Written exercise: Leave the pictures out and print every record below exactly as it stands.
● ● ● ● ●
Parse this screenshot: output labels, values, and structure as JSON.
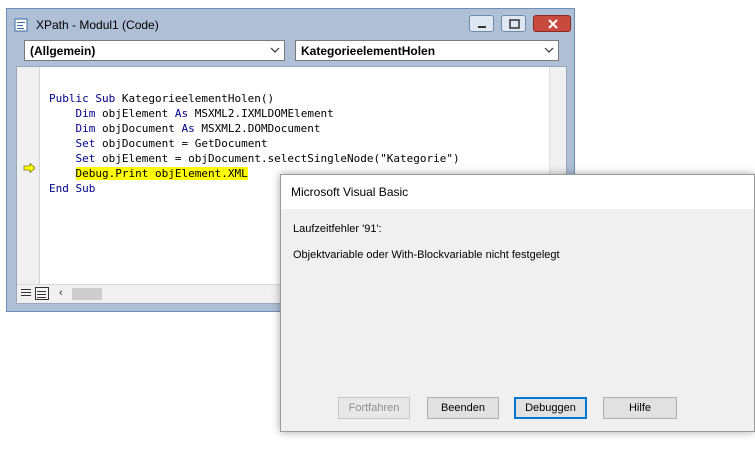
{
  "vbe": {
    "title": "XPath - Modul1 (Code)",
    "object_combo": "(Allgemein)",
    "procedure_combo": "KategorieelementHolen",
    "code_lines": [
      {
        "indent": "",
        "parts": [
          {
            "t": "Public Sub",
            "kw": true
          },
          {
            "t": " KategorieelementHolen()",
            "kw": false
          }
        ],
        "highlight": false
      },
      {
        "indent": "    ",
        "parts": [
          {
            "t": "Dim",
            "kw": true
          },
          {
            "t": " objElement ",
            "kw": false
          },
          {
            "t": "As",
            "kw": true
          },
          {
            "t": " MSXML2.IXMLDOMElement",
            "kw": false
          }
        ],
        "highlight": false
      },
      {
        "indent": "    ",
        "parts": [
          {
            "t": "Dim",
            "kw": true
          },
          {
            "t": " objDocument ",
            "kw": false
          },
          {
            "t": "As",
            "kw": true
          },
          {
            "t": " MSXML2.DOMDocument",
            "kw": false
          }
        ],
        "highlight": false
      },
      {
        "indent": "    ",
        "parts": [
          {
            "t": "Set",
            "kw": true
          },
          {
            "t": " objDocument = GetDocument",
            "kw": false
          }
        ],
        "highlight": false
      },
      {
        "indent": "    ",
        "parts": [
          {
            "t": "Set",
            "kw": true
          },
          {
            "t": " objElement = objDocument.selectSingleNode(\"Kategorie\")",
            "kw": false
          }
        ],
        "highlight": false
      },
      {
        "indent": "    ",
        "parts": [
          {
            "t": "Debug.Print objElement.XML",
            "kw": false
          }
        ],
        "highlight": true
      },
      {
        "indent": "",
        "parts": [
          {
            "t": "End Sub",
            "kw": true
          }
        ],
        "highlight": false
      }
    ],
    "icons": {
      "app": "vba-code-window-icon",
      "exec": "execution-arrow-icon"
    }
  },
  "dialog": {
    "title": "Microsoft Visual Basic",
    "error_line": "Laufzeitfehler '91':",
    "message": "Objektvariable oder With-Blockvariable nicht festgelegt",
    "buttons": {
      "continue": "Fortfahren",
      "end": "Beenden",
      "debug": "Debuggen",
      "help": "Hilfe"
    }
  },
  "colors": {
    "highlight": "#ffff00",
    "keyword": "#00008b",
    "exec_arrow": "#ffff00"
  }
}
● ● ● ● ●
Solved problem:
Parse this screenshot: output labels, values, and structure as JSON.
{
  "vbe": {
    "title": "XPath - Modul1 (Code)",
    "object_combo": "(Allgemein)",
    "procedure_combo": "KategorieelementHolen",
    "code_lines": [
      {
        "indent": "",
        "parts": [
          {
            "t": "Public Sub",
            "kw": true
          },
          {
            "t": " KategorieelementHolen()",
            "kw": false
          }
        ],
        "highlight": false
      },
      {
        "indent": "    ",
        "parts": [
          {
            "t": "Dim",
            "kw": true
          },
          {
            "t": " objElement ",
            "kw": false
          },
          {
            "t": "As",
            "kw": true
          },
          {
            "t": " MSXML2.IXMLDOMElement",
            "kw": false
          }
        ],
        "highlight": false
      },
      {
        "indent": "    ",
        "parts": [
          {
            "t": "Dim",
            "kw": true
          },
          {
            "t": " objDocument ",
            "kw": false
          },
          {
            "t": "As",
            "kw": true
          },
          {
            "t": " MSXML2.DOMDocument",
            "kw": false
          }
        ],
        "highlight": false
      },
      {
        "indent": "    ",
        "parts": [
          {
            "t": "Set",
            "kw": true
          },
          {
            "t": " objDocument = GetDocument",
            "kw": false
          }
        ],
        "highlight": false
      },
      {
        "indent": "    ",
        "parts": [
          {
            "t": "Set",
            "kw": true
          },
          {
            "t": " objElement = objDocument.selectSingleNode(\"Kategorie\")",
            "kw": false
          }
        ],
        "highlight": false
      },
      {
        "indent": "    ",
        "parts": [
          {
            "t": "Debug.Print objElement.XML",
            "kw": false
          }
        ],
        "highlight": true
      },
      {
        "indent": "",
        "parts": [
          {
            "t": "End Sub",
            "kw": true
          }
        ],
        "highlight": false
      }
    ],
    "icons": {
      "app": "vba-code-window-icon",
      "exec": "execution-arrow-icon"
    }
  },
  "dialog": {
    "title": "Microsoft Visual Basic",
    "error_line": "Laufzeitfehler '91':",
    "message": "Objektvariable oder With-Blockvariable nicht festgelegt",
    "buttons": {
      "continue": "Fortfahren",
      "end": "Beenden",
      "debug": "Debuggen",
      "help": "Hilfe"
    }
  },
  "colors": {
    "highlight": "#ffff00",
    "keyword": "#00008b",
    "exec_arrow": "#ffff00"
  }
}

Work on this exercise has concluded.